Wherever a line below holds the word "onlineexams", copy that line.

_ITEMS_
* START *

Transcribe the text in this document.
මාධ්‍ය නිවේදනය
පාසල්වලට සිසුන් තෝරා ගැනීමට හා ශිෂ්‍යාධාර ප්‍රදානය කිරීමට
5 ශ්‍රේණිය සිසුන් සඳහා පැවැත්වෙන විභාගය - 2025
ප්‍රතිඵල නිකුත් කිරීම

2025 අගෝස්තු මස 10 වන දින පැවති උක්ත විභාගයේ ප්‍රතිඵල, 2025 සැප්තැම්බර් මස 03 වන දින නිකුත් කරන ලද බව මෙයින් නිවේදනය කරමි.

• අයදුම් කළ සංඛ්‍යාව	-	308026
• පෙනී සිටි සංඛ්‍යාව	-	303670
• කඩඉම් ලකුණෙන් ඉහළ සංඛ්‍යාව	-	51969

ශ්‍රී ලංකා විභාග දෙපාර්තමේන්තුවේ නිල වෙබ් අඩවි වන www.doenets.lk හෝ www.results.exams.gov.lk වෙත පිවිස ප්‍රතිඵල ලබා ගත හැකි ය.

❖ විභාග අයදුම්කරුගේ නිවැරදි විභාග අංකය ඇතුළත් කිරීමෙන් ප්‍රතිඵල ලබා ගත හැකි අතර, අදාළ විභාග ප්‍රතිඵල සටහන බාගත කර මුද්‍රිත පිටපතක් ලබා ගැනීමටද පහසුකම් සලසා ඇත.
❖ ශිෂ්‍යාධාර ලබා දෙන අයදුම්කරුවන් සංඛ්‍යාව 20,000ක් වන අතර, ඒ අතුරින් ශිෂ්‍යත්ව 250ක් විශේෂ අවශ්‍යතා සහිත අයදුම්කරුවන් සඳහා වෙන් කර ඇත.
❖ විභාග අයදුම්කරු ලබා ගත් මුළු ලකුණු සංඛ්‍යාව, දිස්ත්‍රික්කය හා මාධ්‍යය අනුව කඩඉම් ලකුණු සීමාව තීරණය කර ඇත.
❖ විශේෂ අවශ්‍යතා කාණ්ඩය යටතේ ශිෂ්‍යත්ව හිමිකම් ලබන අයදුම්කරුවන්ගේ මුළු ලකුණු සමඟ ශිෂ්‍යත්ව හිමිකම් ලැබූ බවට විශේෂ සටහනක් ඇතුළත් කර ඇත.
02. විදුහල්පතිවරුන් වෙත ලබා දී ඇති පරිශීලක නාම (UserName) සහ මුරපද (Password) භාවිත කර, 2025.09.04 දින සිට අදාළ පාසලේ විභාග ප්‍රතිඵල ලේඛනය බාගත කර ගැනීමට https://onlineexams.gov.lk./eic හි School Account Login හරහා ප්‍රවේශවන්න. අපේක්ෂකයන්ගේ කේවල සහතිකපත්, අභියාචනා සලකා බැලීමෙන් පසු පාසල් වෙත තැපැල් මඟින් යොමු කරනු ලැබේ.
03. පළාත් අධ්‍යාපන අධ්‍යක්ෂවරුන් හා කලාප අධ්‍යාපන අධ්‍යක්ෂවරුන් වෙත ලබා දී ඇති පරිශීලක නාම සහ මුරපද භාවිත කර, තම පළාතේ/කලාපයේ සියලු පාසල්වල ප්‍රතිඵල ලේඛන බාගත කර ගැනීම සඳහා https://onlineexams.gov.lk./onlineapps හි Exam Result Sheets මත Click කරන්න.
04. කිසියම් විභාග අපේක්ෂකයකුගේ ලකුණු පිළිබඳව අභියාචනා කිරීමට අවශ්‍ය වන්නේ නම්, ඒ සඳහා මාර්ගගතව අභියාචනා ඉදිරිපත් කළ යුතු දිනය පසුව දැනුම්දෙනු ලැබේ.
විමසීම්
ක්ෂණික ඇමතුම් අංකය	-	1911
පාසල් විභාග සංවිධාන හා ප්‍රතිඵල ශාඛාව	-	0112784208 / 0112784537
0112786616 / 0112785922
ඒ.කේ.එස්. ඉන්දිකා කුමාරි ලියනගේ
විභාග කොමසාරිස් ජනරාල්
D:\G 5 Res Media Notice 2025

* END *

_FINAL ANSWER_
02. විදුහල්පතිවරුන් වෙත ලබා දී ඇති පරිශීලක නාම (UserName) සහ මුරපද (Password) භාවිත කර, 2025.09.04 දින සිට අදාළ පාසලේ විභාග ප්‍රතිඵල ලේඛනය බාගත කර ගැනීමට https://onlineexams.gov.lk./eic හි School Account Login හරහා ප්‍රවේශවන්න. අපේක්ෂකයන්ගේ කේවල සහතිකපත්, අභියාචනා සලකා බැලීමෙන් පසු පාසල් වෙත තැපැල් මඟින් යොමු කරනු ලැබේ.
03. පළාත් අධ්‍යාපන අධ්‍යක්ෂවරුන් හා කලාප අධ්‍යාපන අධ්‍යක්ෂවරුන් වෙත ලබා දී ඇති පරිශීලක නාම සහ මුරපද භාවිත කර, තම පළාතේ/කලාපයේ සියලු පාසල්වල ප්‍රතිඵල ලේඛන බාගත කර ගැනීම සඳහා https://onlineexams.gov.lk./onlineapps හි Exam Result Sheets මත Click කරන්න.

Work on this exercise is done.